§ What the exercise asks:
Locate all lines in the data below that hold "desejos" and show them.

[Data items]
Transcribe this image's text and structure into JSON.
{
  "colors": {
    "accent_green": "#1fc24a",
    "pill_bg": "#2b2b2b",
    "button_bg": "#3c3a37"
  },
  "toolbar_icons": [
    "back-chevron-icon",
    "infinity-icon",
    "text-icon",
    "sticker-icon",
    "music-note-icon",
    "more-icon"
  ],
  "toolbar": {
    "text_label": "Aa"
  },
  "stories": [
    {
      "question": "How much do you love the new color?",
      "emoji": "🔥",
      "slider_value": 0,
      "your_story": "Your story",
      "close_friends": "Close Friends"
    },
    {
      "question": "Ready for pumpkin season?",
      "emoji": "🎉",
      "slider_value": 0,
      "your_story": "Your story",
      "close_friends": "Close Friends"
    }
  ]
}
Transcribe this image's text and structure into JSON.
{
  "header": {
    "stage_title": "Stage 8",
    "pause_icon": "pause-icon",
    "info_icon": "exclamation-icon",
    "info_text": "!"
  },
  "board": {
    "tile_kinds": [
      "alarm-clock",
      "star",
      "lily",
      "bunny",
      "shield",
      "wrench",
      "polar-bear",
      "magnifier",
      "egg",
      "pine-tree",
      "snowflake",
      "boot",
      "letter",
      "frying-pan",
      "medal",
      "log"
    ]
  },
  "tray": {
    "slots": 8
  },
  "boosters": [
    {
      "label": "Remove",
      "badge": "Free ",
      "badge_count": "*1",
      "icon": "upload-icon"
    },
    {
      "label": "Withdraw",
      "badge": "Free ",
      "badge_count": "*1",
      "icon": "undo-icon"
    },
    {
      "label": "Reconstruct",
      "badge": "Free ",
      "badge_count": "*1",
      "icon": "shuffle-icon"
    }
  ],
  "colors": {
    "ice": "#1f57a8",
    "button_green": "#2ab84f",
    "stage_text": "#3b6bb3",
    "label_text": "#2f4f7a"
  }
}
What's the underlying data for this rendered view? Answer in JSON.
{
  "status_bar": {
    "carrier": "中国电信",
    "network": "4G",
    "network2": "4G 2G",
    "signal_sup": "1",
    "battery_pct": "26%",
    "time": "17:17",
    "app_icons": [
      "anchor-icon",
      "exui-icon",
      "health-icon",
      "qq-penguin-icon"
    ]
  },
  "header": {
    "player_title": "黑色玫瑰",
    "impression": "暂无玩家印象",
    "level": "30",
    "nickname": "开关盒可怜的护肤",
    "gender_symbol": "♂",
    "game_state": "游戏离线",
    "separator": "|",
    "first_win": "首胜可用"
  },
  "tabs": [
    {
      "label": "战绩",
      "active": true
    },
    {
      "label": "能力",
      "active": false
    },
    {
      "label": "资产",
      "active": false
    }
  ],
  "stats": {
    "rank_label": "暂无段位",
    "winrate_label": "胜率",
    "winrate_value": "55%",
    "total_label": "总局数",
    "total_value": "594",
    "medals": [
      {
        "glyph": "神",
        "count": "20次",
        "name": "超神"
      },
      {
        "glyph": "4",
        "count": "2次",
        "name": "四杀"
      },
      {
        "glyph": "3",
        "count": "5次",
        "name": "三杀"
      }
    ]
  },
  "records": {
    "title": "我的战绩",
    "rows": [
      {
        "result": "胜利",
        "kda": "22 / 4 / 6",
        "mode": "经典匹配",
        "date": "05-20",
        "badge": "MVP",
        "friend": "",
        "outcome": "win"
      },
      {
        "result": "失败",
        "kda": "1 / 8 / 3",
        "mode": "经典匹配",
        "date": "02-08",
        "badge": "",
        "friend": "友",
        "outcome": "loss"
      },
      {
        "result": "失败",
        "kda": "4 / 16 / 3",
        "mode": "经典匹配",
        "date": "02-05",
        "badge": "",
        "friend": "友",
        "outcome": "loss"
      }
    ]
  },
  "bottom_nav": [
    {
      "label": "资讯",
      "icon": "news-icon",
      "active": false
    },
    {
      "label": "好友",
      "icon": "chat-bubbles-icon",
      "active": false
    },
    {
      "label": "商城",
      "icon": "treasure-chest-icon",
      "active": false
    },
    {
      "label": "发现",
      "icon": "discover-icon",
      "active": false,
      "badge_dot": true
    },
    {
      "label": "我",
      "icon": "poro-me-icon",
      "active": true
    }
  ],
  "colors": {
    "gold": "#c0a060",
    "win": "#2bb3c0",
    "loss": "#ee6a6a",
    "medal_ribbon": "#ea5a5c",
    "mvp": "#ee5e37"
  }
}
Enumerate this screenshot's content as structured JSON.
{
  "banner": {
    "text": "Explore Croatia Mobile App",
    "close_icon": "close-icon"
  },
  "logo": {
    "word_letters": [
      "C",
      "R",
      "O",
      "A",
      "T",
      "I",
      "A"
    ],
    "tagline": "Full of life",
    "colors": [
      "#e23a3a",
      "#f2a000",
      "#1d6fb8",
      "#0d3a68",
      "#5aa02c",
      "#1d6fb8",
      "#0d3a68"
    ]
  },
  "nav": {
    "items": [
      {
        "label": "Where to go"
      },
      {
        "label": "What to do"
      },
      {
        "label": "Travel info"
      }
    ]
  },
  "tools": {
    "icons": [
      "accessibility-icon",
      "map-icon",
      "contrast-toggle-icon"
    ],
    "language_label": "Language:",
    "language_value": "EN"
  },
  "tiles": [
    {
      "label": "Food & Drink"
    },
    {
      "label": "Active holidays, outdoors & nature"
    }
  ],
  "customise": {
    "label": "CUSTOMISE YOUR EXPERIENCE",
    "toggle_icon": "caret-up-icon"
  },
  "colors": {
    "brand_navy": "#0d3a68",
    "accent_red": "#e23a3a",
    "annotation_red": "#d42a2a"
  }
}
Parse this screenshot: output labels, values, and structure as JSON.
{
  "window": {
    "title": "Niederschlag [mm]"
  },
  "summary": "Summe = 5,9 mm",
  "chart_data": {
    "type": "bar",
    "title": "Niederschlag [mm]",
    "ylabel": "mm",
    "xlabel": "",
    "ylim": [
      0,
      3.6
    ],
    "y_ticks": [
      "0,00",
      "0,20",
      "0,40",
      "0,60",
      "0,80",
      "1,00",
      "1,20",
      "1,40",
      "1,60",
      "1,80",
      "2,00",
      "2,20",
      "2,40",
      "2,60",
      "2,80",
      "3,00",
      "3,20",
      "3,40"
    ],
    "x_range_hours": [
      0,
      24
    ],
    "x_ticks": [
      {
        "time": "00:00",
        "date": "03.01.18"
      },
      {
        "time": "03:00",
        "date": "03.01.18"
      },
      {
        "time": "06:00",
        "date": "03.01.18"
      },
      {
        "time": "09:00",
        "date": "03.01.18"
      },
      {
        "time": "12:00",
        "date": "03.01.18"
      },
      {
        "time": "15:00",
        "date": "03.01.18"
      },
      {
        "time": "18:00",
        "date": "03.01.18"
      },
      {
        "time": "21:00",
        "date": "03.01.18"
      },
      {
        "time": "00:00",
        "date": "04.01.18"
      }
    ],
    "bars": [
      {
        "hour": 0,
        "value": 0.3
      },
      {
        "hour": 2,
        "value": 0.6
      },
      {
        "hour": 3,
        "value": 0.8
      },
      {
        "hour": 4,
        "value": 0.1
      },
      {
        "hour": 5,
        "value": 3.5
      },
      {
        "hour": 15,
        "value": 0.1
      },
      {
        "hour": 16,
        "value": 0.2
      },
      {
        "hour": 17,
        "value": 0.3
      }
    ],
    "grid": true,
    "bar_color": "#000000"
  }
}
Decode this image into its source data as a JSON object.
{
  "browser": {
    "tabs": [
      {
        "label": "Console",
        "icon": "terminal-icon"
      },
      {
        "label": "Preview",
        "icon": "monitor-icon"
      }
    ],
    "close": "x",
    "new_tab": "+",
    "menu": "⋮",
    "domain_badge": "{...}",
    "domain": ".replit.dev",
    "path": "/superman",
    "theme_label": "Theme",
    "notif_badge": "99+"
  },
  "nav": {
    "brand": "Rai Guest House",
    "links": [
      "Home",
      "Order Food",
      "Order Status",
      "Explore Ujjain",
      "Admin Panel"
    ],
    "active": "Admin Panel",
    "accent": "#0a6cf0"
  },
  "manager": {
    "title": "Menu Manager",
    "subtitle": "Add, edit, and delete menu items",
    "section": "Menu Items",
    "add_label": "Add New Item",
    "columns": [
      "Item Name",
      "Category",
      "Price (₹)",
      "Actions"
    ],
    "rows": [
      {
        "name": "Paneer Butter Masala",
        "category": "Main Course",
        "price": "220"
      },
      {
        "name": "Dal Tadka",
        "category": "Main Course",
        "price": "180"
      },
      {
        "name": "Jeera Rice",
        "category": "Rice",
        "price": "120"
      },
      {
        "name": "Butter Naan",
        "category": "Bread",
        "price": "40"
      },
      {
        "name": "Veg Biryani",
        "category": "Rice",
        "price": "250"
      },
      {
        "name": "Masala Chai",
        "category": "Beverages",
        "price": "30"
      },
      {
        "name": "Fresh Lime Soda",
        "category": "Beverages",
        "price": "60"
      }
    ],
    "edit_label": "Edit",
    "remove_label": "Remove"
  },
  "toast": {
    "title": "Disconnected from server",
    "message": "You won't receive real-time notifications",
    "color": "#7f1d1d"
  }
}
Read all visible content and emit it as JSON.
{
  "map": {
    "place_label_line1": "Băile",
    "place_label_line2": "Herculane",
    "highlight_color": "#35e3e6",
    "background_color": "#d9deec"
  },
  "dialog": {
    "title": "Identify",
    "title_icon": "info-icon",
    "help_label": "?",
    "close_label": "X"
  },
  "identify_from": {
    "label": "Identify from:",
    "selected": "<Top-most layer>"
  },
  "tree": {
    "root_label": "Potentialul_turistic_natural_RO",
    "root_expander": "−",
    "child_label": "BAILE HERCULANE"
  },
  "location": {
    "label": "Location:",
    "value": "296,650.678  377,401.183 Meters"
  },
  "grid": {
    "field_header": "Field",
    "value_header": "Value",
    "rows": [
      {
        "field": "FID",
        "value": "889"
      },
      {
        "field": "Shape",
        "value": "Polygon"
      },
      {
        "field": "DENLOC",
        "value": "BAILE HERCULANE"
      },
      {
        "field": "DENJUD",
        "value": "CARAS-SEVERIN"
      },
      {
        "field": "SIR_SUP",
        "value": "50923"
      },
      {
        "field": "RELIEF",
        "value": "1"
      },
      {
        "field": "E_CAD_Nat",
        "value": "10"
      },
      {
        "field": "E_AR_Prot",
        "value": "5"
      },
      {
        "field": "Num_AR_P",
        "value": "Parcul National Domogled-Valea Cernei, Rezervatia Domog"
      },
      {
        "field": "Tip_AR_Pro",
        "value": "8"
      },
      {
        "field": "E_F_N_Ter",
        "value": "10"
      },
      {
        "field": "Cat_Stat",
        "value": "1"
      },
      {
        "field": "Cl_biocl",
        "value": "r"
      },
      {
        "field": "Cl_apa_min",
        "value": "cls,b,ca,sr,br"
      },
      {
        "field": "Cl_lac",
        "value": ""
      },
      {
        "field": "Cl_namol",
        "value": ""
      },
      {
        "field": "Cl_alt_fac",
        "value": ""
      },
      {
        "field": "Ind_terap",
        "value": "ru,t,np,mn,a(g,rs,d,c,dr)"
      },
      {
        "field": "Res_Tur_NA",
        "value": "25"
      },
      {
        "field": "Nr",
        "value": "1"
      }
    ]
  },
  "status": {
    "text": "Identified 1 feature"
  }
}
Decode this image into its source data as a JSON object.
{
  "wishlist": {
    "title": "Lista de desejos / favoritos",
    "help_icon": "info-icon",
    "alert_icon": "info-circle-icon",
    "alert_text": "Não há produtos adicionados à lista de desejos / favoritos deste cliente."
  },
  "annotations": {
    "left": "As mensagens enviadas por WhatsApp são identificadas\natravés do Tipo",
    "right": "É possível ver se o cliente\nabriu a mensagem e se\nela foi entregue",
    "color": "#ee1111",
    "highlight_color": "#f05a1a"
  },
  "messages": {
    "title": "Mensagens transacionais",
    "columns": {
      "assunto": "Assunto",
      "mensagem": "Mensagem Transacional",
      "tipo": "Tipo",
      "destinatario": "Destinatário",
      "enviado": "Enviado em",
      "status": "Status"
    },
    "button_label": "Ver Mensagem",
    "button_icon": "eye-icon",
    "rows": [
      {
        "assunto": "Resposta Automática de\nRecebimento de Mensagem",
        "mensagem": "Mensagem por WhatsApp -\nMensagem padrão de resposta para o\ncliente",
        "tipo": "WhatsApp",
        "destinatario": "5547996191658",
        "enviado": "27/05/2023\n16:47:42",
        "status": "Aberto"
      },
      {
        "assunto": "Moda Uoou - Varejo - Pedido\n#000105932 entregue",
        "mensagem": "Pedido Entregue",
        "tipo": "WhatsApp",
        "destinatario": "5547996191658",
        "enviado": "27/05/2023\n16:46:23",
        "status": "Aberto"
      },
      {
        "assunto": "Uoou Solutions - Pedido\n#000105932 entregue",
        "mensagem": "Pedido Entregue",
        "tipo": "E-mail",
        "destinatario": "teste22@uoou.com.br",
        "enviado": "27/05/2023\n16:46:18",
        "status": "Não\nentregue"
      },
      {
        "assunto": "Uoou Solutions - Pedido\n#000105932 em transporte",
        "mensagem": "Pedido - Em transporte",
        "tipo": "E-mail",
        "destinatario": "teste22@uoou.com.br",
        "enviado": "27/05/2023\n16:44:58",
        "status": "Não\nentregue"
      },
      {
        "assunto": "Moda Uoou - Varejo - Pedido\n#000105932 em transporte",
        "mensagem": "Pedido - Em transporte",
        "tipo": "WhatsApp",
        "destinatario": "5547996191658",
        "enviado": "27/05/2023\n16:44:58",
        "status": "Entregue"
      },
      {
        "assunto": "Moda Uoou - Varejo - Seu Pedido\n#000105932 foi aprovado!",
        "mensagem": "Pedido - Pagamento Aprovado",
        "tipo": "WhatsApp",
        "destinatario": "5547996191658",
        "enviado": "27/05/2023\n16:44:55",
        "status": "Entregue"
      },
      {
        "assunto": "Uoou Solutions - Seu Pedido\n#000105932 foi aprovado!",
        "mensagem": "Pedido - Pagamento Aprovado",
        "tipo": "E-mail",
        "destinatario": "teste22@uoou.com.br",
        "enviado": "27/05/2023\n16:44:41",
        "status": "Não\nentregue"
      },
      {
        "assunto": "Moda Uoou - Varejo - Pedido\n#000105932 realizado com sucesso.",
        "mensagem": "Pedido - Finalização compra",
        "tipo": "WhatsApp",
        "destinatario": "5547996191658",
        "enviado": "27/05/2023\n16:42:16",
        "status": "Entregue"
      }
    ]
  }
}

§ Result for this task:
    "title": "Lista de desejos / favoritos",
    "alert_text": "Não há produtos adicionados à lista de desejos / favoritos deste cliente."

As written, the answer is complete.